[START OF Information given]
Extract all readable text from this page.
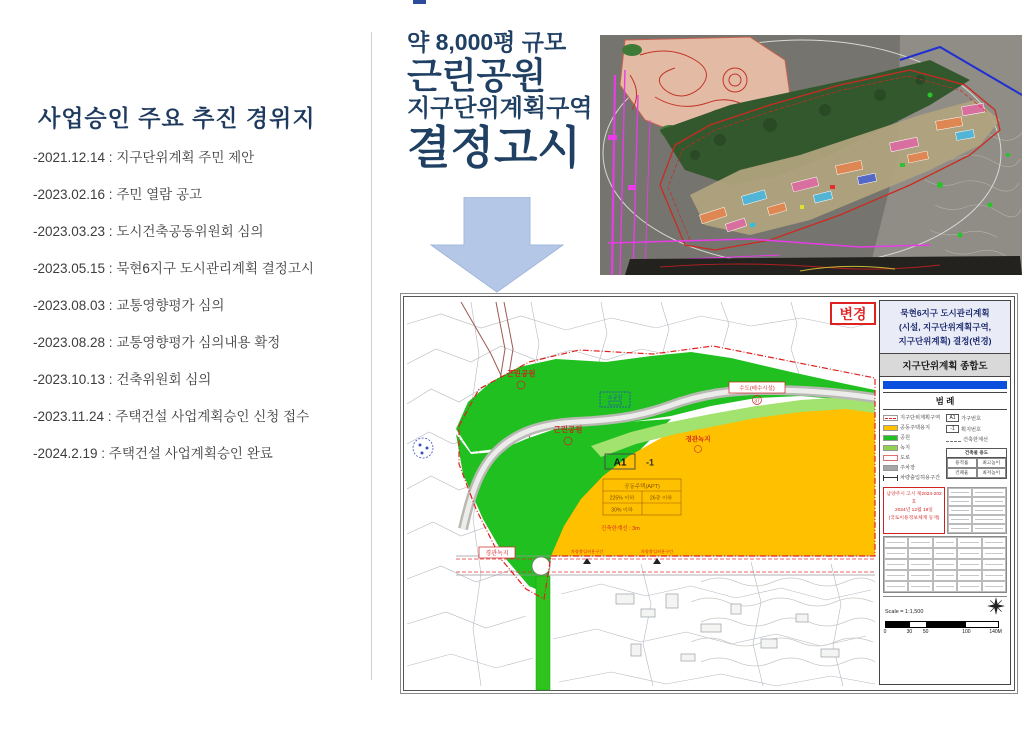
사업승인 주요 추진 경위지
-2021.12.14 : 지구단위계획 주민 제안
-2023.02.16 : 주민 열람 공고
-2023.03.23 : 도시건축공동위원회 심의
-2023.05.15 : 묵현6지구 도시관리계획 결정고시
-2023.08.03 : 교통영향평가 심의
-2023.08.28 : 교통영향평가 심의내용 확정
-2023.10.13 : 건축위원회 심의
-2023.11.24 : 주택건설 사업계획승인 신청 접수
-2024.2.19 : 주택건설 사업계획승인 완료
약 8,000평 규모
근린공원
지구단위계획구역
결정고시
근린공원
근린공원
소공원
경관녹지
경관녹지
수도(배수시설)
37
A1 -1
공동주택(APT)
225% 이하	26층 이하
30% 이하
건축한계선 : 3m
차량출입허용구간	차량출입허용구간
변경	묵현6지구 도시관리계획
(시설, 지구단위계획구역,
지구단위계획) 결정(변경)
지구단위계획 종합도
범 례
지구단위계획구역
공동주택용지
공원
녹지
도로
주차장
차량출입허용구간
A1	가구번호
-1	획지번호
건축한계선
건축물 용도
용적률	최고높이
건폐율	최저높이
남양주시 고시 제2024-202호
2024년 12월 19일
(국토이용정보체계 등재)
Scale = 1:1,500
0	30 50	100	140M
[END OF Information given]
• **Task directions**: Give only the count of lines in the data that include the string "사업계획승인".

• **Exercise solution**: 2